== Given information ==

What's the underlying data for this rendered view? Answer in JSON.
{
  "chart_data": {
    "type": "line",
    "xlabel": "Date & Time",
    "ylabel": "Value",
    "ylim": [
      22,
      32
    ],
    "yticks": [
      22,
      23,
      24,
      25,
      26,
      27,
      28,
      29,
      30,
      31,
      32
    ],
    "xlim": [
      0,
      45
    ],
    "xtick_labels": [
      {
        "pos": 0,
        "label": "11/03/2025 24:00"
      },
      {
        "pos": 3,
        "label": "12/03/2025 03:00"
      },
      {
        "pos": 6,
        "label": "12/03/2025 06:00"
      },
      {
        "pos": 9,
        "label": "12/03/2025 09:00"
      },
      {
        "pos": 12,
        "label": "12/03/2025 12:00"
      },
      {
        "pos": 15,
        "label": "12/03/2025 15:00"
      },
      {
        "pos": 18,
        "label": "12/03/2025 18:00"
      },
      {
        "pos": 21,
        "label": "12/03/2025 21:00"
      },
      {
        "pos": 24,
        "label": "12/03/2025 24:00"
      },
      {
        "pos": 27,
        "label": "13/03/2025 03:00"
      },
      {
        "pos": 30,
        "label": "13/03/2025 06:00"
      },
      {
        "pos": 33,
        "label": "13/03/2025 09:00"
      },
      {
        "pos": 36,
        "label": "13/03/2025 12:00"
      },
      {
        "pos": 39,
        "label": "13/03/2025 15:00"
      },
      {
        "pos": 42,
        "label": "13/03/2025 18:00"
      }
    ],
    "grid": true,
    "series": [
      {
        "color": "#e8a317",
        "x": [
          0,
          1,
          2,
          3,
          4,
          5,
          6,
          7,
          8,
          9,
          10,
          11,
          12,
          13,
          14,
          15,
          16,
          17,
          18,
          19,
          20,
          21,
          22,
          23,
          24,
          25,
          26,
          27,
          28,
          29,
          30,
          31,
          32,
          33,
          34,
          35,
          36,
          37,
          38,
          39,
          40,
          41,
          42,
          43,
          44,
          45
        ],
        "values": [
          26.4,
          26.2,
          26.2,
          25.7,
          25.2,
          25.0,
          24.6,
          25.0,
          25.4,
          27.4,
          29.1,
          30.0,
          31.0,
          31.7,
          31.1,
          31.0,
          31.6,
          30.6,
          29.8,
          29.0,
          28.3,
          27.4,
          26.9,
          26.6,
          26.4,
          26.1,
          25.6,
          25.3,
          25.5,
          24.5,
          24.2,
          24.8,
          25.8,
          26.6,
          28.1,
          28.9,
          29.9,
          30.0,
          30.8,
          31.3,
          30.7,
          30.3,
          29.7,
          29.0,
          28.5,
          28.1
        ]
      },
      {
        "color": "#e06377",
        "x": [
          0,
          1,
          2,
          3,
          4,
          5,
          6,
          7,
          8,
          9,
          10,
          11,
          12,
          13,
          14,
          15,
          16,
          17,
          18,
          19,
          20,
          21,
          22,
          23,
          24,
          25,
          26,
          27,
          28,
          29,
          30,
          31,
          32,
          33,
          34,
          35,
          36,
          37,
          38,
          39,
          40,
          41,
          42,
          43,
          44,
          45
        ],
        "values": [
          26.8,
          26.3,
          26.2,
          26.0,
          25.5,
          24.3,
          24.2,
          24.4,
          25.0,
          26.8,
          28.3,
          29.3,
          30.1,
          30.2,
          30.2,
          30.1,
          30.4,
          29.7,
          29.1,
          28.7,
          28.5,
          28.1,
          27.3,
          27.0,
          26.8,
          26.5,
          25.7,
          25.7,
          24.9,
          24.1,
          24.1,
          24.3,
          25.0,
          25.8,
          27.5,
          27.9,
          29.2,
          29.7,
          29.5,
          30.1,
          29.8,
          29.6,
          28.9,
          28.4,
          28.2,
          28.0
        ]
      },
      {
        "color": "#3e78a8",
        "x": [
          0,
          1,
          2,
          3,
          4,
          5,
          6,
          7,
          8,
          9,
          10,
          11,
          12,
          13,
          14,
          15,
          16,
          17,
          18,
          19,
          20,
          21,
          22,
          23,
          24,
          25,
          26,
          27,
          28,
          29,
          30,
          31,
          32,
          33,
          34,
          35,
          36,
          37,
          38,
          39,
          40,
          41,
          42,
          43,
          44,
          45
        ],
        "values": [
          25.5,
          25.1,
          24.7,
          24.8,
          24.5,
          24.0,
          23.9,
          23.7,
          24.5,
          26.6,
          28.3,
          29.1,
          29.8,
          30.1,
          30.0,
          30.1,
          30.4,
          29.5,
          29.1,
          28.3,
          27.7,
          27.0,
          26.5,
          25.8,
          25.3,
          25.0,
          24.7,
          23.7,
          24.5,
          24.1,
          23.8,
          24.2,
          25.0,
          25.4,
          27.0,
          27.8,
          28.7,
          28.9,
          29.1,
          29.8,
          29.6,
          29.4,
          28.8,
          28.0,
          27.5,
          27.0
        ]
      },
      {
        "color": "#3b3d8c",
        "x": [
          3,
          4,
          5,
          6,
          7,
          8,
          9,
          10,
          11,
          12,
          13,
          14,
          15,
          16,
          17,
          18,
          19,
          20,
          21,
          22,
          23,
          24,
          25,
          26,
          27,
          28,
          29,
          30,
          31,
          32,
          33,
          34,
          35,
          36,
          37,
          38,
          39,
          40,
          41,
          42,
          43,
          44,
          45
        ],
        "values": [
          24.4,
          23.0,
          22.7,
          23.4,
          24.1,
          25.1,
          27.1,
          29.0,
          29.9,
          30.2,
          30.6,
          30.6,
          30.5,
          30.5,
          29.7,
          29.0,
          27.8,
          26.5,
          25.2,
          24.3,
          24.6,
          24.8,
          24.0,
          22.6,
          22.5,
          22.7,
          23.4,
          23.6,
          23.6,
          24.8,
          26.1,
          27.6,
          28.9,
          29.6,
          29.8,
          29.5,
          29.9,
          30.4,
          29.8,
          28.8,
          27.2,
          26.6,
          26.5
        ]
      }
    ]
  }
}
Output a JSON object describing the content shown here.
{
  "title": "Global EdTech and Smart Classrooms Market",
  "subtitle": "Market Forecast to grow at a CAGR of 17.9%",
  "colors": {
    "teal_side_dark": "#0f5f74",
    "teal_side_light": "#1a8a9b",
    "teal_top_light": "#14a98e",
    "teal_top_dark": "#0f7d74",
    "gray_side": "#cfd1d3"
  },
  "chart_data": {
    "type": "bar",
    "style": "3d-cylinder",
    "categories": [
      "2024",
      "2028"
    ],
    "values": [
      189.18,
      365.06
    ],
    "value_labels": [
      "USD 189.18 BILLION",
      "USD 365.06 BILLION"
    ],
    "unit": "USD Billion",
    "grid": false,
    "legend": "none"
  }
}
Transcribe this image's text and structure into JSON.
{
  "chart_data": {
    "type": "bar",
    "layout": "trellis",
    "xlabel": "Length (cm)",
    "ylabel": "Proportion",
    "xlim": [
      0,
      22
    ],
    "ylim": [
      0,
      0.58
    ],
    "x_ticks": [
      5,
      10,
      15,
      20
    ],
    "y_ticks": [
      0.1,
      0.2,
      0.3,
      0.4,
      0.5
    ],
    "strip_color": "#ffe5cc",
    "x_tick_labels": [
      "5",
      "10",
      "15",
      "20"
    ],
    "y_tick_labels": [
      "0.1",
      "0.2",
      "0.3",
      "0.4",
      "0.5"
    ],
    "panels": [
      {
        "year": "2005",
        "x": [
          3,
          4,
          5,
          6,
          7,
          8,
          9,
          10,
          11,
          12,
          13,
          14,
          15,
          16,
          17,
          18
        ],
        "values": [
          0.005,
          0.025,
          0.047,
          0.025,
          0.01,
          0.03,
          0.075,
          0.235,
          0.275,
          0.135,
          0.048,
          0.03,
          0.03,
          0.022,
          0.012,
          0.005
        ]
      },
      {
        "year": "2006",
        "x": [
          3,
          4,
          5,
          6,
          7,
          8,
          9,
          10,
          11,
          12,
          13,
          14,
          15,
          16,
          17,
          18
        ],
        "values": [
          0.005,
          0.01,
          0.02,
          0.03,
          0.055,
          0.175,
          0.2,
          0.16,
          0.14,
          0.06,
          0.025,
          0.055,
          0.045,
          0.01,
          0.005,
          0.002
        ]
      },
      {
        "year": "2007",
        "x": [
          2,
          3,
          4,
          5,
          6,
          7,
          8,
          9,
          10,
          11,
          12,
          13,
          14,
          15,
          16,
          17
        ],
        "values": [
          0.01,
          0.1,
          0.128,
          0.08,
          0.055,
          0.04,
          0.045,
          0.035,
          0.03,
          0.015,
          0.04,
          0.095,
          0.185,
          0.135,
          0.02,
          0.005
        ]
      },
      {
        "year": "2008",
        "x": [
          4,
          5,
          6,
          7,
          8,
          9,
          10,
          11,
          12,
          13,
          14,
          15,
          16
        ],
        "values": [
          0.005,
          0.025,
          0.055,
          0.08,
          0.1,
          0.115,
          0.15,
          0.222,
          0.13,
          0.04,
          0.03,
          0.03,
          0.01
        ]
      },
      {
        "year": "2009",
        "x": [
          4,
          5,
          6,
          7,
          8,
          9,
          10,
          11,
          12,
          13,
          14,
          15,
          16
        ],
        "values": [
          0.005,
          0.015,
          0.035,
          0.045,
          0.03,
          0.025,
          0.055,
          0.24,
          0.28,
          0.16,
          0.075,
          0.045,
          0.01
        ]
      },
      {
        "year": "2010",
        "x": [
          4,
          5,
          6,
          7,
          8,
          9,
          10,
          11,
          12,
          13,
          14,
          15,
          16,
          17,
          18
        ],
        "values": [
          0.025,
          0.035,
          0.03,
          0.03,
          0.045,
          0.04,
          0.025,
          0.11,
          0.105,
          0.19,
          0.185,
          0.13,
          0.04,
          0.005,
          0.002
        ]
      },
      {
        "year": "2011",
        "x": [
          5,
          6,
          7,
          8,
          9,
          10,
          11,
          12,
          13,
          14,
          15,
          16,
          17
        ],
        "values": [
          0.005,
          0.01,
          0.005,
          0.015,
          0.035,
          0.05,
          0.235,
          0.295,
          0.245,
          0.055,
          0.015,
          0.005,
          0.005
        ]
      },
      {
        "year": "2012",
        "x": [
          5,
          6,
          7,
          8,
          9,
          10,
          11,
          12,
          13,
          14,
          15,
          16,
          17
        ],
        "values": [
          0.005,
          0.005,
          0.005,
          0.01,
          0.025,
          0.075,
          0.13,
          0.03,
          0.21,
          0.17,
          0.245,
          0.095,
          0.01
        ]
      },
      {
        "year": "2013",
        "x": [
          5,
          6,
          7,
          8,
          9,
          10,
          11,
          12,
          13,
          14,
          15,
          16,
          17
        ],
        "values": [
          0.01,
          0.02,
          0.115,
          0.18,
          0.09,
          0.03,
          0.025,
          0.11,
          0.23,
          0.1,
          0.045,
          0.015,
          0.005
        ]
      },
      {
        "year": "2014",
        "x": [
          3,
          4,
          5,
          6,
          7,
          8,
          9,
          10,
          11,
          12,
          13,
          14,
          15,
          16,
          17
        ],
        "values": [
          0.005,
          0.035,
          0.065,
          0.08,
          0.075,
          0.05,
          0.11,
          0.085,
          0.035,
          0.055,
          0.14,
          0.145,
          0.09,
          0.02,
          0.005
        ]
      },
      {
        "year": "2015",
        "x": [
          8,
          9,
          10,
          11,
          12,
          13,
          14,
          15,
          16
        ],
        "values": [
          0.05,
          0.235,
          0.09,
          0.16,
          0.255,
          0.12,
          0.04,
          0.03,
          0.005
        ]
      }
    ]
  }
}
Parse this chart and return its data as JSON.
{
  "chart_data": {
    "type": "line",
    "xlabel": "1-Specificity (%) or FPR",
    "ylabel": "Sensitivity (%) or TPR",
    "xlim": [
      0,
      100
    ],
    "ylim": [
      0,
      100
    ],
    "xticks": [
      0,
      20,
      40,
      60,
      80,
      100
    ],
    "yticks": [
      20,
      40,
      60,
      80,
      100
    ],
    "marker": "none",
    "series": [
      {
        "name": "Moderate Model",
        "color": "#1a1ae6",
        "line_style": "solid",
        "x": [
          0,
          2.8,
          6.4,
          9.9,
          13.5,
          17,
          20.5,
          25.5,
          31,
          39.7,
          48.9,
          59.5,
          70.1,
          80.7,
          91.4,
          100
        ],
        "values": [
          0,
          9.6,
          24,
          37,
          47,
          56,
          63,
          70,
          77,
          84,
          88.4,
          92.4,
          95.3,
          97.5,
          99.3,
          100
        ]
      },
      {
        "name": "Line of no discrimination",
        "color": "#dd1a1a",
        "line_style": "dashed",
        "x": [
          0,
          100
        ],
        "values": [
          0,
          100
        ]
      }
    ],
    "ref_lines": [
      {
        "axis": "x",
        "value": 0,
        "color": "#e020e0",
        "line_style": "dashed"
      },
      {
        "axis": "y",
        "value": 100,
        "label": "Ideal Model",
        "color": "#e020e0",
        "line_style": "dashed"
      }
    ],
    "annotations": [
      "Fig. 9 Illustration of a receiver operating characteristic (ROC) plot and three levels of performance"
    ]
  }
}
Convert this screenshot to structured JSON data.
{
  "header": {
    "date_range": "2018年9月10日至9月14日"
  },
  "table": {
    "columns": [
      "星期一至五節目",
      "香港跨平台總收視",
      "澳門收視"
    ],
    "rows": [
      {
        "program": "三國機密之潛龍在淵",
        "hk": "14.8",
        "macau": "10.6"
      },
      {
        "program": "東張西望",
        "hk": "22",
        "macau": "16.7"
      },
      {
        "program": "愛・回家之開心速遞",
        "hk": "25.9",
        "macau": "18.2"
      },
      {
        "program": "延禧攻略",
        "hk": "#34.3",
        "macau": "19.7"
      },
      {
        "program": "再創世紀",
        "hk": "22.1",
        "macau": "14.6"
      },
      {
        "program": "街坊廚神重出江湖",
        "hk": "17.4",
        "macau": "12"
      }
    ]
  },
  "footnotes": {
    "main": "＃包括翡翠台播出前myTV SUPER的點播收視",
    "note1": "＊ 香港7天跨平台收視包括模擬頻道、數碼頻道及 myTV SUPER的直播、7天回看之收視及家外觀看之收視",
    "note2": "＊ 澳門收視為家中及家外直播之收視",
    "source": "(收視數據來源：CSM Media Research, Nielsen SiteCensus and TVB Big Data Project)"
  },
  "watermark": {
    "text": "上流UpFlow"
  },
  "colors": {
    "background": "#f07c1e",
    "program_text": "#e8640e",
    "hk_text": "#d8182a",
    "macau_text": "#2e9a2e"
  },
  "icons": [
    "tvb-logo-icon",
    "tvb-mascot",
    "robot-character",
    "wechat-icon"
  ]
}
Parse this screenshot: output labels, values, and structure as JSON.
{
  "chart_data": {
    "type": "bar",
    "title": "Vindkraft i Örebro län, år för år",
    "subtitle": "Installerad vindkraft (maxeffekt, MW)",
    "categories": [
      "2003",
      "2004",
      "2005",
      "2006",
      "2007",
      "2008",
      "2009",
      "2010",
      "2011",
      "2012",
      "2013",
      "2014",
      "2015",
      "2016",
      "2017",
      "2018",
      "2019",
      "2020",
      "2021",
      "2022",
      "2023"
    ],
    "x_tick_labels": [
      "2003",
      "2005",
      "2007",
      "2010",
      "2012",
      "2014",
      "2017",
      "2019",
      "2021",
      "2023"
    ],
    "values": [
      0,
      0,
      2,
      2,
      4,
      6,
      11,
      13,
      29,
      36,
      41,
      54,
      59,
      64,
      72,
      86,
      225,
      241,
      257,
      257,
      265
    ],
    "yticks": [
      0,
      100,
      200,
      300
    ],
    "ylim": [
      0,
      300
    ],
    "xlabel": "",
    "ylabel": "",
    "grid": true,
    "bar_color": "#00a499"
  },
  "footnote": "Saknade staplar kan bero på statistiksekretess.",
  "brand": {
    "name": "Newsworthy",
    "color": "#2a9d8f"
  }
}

== Task description ==
Transcribe exactly, and only, the lines from the one bearing "Parse this screenshot: output" through the last line of the entries, counting both.

== Problem solution ==
Parse this screenshot: output labels, values, and structure as JSON.
{
  "chart_data": {
    "type": "bar",
    "title": "Vindkraft i Örebro län, år för år",
    "subtitle": "Installerad vindkraft (maxeffekt, MW)",
    "categories": [
      "2003",
      "2004",
      "2005",
      "2006",
      "2007",
      "2008",
      "2009",
      "2010",
      "2011",
      "2012",
      "2013",
      "2014",
      "2015",
      "2016",
      "2017",
      "2018",
      "2019",
      "2020",
      "2021",
      "2022",
      "2023"
    ],
    "x_tick_labels": [
      "2003",
      "2005",
      "2007",
      "2010",
      "2012",
      "2014",
      "2017",
      "2019",
      "2021",
      "2023"
    ],
    "values": [
      0,
      0,
      2,
      2,
      4,
      6,
      11,
      13,
      29,
      36,
      41,
      54,
      59,
      64,
      72,
      86,
      225,
      241,
      257,
      257,
      265
    ],
    "yticks": [
      0,
      100,
      200,
      300
    ],
    "ylim": [
      0,
      300
    ],
    "xlabel": "",
    "ylabel": "",
    "grid": true,
    "bar_color": "#00a499"
  },
  "footnote": "Saknade staplar kan bero på statistiksekretess.",
  "brand": {
    "name": "Newsworthy",
    "color": "#2a9d8f"
  }
}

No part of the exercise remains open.